Stored data entries:
☆ ☆ ☆ ☆
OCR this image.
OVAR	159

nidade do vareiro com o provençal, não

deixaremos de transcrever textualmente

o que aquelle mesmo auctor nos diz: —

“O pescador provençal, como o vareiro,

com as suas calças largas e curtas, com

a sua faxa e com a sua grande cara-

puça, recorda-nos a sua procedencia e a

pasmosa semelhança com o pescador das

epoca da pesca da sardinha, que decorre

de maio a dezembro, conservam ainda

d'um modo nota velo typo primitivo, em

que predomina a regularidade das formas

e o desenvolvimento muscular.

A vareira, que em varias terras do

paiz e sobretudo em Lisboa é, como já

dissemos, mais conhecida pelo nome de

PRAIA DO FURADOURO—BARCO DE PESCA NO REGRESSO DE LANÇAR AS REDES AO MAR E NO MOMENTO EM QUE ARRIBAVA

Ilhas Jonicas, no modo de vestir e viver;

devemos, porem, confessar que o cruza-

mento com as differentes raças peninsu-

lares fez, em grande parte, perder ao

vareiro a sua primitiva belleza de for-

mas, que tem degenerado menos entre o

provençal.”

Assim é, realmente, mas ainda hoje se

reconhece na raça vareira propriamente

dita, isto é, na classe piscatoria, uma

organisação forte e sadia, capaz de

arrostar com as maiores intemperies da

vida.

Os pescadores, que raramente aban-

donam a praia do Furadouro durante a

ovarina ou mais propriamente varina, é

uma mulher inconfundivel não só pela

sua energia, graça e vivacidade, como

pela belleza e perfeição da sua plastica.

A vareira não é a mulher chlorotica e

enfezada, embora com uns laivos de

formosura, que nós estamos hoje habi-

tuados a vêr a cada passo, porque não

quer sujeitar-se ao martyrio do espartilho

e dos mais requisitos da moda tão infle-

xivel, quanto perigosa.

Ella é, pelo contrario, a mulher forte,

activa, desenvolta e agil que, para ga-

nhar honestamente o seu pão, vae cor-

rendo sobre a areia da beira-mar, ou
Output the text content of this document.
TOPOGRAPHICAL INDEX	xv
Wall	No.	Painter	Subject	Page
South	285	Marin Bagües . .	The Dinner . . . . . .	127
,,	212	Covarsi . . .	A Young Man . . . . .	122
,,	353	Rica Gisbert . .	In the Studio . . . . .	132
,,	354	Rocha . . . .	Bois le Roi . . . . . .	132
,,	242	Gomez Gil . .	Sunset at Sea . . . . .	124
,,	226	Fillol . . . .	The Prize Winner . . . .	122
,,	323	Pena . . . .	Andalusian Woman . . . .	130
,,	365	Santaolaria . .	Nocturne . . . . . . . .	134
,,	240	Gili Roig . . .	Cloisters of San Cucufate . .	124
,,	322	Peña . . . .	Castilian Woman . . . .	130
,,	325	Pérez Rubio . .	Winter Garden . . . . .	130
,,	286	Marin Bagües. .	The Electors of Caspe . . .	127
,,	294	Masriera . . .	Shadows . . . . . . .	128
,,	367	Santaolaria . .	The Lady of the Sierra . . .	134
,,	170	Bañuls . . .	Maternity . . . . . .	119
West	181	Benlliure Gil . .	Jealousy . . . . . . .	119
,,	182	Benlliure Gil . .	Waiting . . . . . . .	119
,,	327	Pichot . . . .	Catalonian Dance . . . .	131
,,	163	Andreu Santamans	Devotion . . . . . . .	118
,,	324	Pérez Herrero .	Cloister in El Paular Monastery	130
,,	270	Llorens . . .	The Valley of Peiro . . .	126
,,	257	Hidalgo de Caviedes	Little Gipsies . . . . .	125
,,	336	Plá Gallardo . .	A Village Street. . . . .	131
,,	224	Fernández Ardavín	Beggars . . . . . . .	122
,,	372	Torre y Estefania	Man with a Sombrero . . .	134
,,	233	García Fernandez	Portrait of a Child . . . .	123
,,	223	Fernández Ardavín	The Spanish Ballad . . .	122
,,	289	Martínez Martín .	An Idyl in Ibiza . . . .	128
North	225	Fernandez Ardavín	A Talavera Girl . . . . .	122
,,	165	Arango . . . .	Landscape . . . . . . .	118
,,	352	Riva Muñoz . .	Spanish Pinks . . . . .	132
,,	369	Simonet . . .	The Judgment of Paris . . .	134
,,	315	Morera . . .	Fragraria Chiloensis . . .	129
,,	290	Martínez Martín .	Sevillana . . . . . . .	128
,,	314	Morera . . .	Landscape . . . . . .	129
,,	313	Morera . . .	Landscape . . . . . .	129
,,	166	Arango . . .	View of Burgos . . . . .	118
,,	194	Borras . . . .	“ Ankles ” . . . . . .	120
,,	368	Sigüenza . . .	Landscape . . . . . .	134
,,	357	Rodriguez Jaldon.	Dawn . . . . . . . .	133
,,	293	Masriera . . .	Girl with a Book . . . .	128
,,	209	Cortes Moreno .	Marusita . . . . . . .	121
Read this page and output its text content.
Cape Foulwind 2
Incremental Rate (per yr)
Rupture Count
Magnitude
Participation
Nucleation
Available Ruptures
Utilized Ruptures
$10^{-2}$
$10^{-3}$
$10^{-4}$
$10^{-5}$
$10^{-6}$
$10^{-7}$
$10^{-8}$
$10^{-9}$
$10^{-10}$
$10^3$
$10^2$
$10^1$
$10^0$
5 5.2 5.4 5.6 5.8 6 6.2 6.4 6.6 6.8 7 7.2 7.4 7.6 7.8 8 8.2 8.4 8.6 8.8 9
☆ ☆ ☆ ☆
AIM OF THE EXERCISE:
Transcribe all of the lines in the records precisely.

RIGHT ANSWER:
OCR this image.
OVAR	159

nidade do vareiro com o provençal, não

deixaremos de transcrever textualmente

o que aquelle mesmo auctor nos diz: —

“O pescador provençal, como o vareiro,

com as suas calças largas e curtas, com

a sua faxa e com a sua grande cara-

puça, recorda-nos a sua procedencia e a

pasmosa semelhança com o pescador das

epoca da pesca da sardinha, que decorre

de maio a dezembro, conservam ainda

d'um modo nota velo typo primitivo, em

que predomina a regularidade das formas

e o desenvolvimento muscular.

A vareira, que em varias terras do

paiz e sobretudo em Lisboa é, como já

dissemos, mais conhecida pelo nome de

PRAIA DO FURADOURO—BARCO DE PESCA NO REGRESSO DE LANÇAR AS REDES AO MAR E NO MOMENTO EM QUE ARRIBAVA

Ilhas Jonicas, no modo de vestir e viver;

devemos, porem, confessar que o cruza-

mento com as differentes raças peninsu-

lares fez, em grande parte, perder ao

vareiro a sua primitiva belleza de for-

mas, que tem degenerado menos entre o

provençal.”

Assim é, realmente, mas ainda hoje se

reconhece na raça vareira propriamente

dita, isto é, na classe piscatoria, uma

organisação forte e sadia, capaz de

arrostar com as maiores intemperies da

vida.

Os pescadores, que raramente aban-

donam a praia do Furadouro durante a

ovarina ou mais propriamente varina, é

uma mulher inconfundivel não só pela

sua energia, graça e vivacidade, como

pela belleza e perfeição da sua plastica.

A vareira não é a mulher chlorotica e

enfezada, embora com uns laivos de

formosura, que nós estamos hoje habi-

tuados a vêr a cada passo, porque não

quer sujeitar-se ao martyrio do espartilho

e dos mais requisitos da moda tão infle-

xivel, quanto perigosa.

Ella é, pelo contrario, a mulher forte,

activa, desenvolta e agil que, para ga-

nhar honestamente o seu pão, vae cor-

rendo sobre a areia da beira-mar, ou
Output the text content of this document.
TOPOGRAPHICAL INDEX	xv
Wall	No.	Painter	Subject	Page
South	285	Marin Bagües . .	The Dinner . . . . . .	127
,,	212	Covarsi . . .	A Young Man . . . . .	122
,,	353	Rica Gisbert . .	In the Studio . . . . .	132
,,	354	Rocha . . . .	Bois le Roi . . . . . .	132
,,	242	Gomez Gil . .	Sunset at Sea . . . . .	124
,,	226	Fillol . . . .	The Prize Winner . . . .	122
,,	323	Pena . . . .	Andalusian Woman . . . .	130
,,	365	Santaolaria . .	Nocturne . . . . . . . .	134
,,	240	Gili Roig . . .	Cloisters of San Cucufate . .	124
,,	322	Peña . . . .	Castilian Woman . . . .	130
,,	325	Pérez Rubio . .	Winter Garden . . . . .	130
,,	286	Marin Bagües. .	The Electors of Caspe . . .	127
,,	294	Masriera . . .	Shadows . . . . . . .	128
,,	367	Santaolaria . .	The Lady of the Sierra . . .	134
,,	170	Bañuls . . .	Maternity . . . . . .	119
West	181	Benlliure Gil . .	Jealousy . . . . . . .	119
,,	182	Benlliure Gil . .	Waiting . . . . . . .	119
,,	327	Pichot . . . .	Catalonian Dance . . . .	131
,,	163	Andreu Santamans	Devotion . . . . . . .	118
,,	324	Pérez Herrero .	Cloister in El Paular Monastery	130
,,	270	Llorens . . .	The Valley of Peiro . . .	126
,,	257	Hidalgo de Caviedes	Little Gipsies . . . . .	125
,,	336	Plá Gallardo . .	A Village Street. . . . .	131
,,	224	Fernández Ardavín	Beggars . . . . . . .	122
,,	372	Torre y Estefania	Man with a Sombrero . . .	134
,,	233	García Fernandez	Portrait of a Child . . . .	123
,,	223	Fernández Ardavín	The Spanish Ballad . . .	122
,,	289	Martínez Martín .	An Idyl in Ibiza . . . .	128
North	225	Fernandez Ardavín	A Talavera Girl . . . . .	122
,,	165	Arango . . . .	Landscape . . . . . . .	118
,,	352	Riva Muñoz . .	Spanish Pinks . . . . .	132
,,	369	Simonet . . .	The Judgment of Paris . . .	134
,,	315	Morera . . .	Fragraria Chiloensis . . .	129
,,	290	Martínez Martín .	Sevillana . . . . . . .	128
,,	314	Morera . . .	Landscape . . . . . .	129
,,	313	Morera . . .	Landscape . . . . . .	129
,,	166	Arango . . .	View of Burgos . . . . .	118
,,	194	Borras . . . .	“ Ankles ” . . . . . .	120
,,	368	Sigüenza . . .	Landscape . . . . . .	134
,,	357	Rodriguez Jaldon.	Dawn . . . . . . . .	133
,,	293	Masriera . . .	Girl with a Book . . . .	128
,,	209	Cortes Moreno .	Marusita . . . . . . .	121
Read this page and output its text content.
Cape Foulwind 2
Incremental Rate (per yr)
Rupture Count
Magnitude
Participation
Nucleation
Available Ruptures
Utilized Ruptures
$10^{-2}$
$10^{-3}$
$10^{-4}$
$10^{-5}$
$10^{-6}$
$10^{-7}$
$10^{-8}$
$10^{-9}$
$10^{-10}$
$10^3$
$10^2$
$10^1$
$10^0$
5 5.2 5.4 5.6 5.8 6 6.2 6.4 6.6 6.8 7 7.2 7.4 7.6 7.8 8 8.2 8.4 8.6 8.8 9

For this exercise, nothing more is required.